Task directions =
Copy out the material below word for word, omitting the pictures.

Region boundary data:
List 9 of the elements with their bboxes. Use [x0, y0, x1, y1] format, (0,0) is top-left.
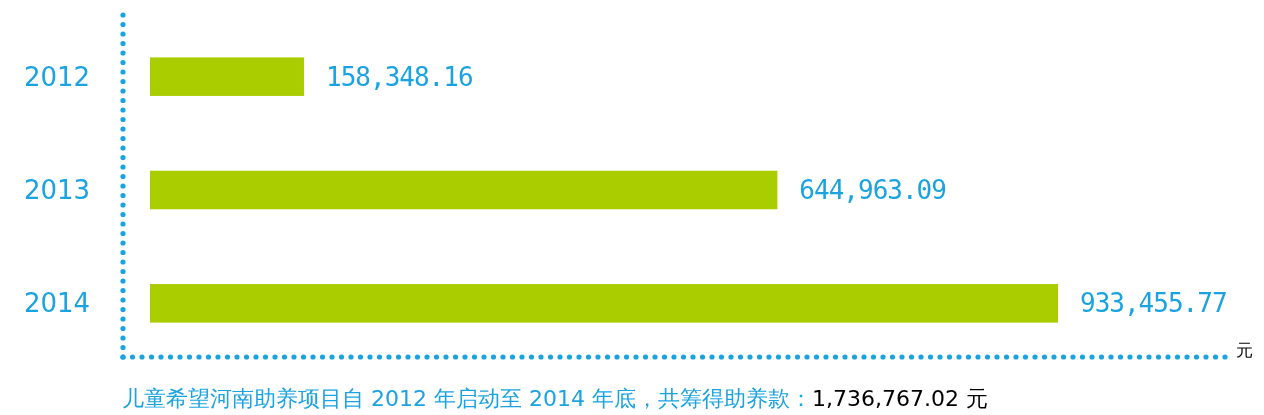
y-tick-label: 2014	[23, 288, 91, 319]
data-label: 933,455.77	[1080, 288, 1227, 319]
y-tick-label: 2013	[23, 175, 91, 206]
text: 1,736,767.02 元	[811, 386, 988, 411]
text: 儿童希望河南助养项目自 2012 年启动至 2014 年底，共筹得助养款：	[122, 386, 812, 411]
data-label: 644,963.09	[799, 175, 946, 206]
y-tick-label: 2012	[23, 61, 91, 92]
data-label: 158,348.16	[326, 61, 473, 92]
text: 元	[1235, 340, 1253, 360]
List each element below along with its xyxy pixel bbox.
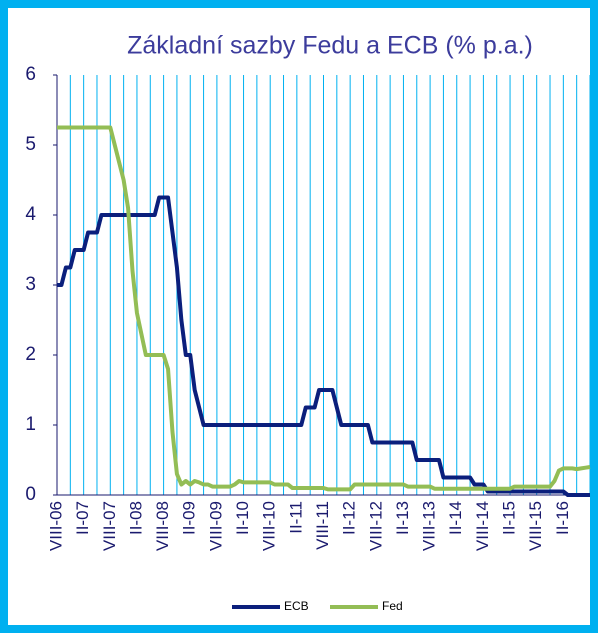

The output =
List 9 of the elements with their bboxes. Use [x0, y0, x1, y1] format, (0,0) is top-left.
y-tick-label: 2014	[23, 288, 91, 319]
data-label: 933,455.77	[1080, 288, 1227, 319]
y-tick-label: 2013	[23, 175, 91, 206]
text: 1,736,767.02 元	[811, 386, 988, 411]
text: 儿童希望河南助养项目自 2012 年启动至 2014 年底，共筹得助养款：	[122, 386, 812, 411]
data-label: 644,963.09	[799, 175, 946, 206]
y-tick-label: 2012	[23, 61, 91, 92]
data-label: 158,348.16	[326, 61, 473, 92]
text: 元	[1235, 340, 1253, 360]
List each element below along with its xyxy pixel bbox.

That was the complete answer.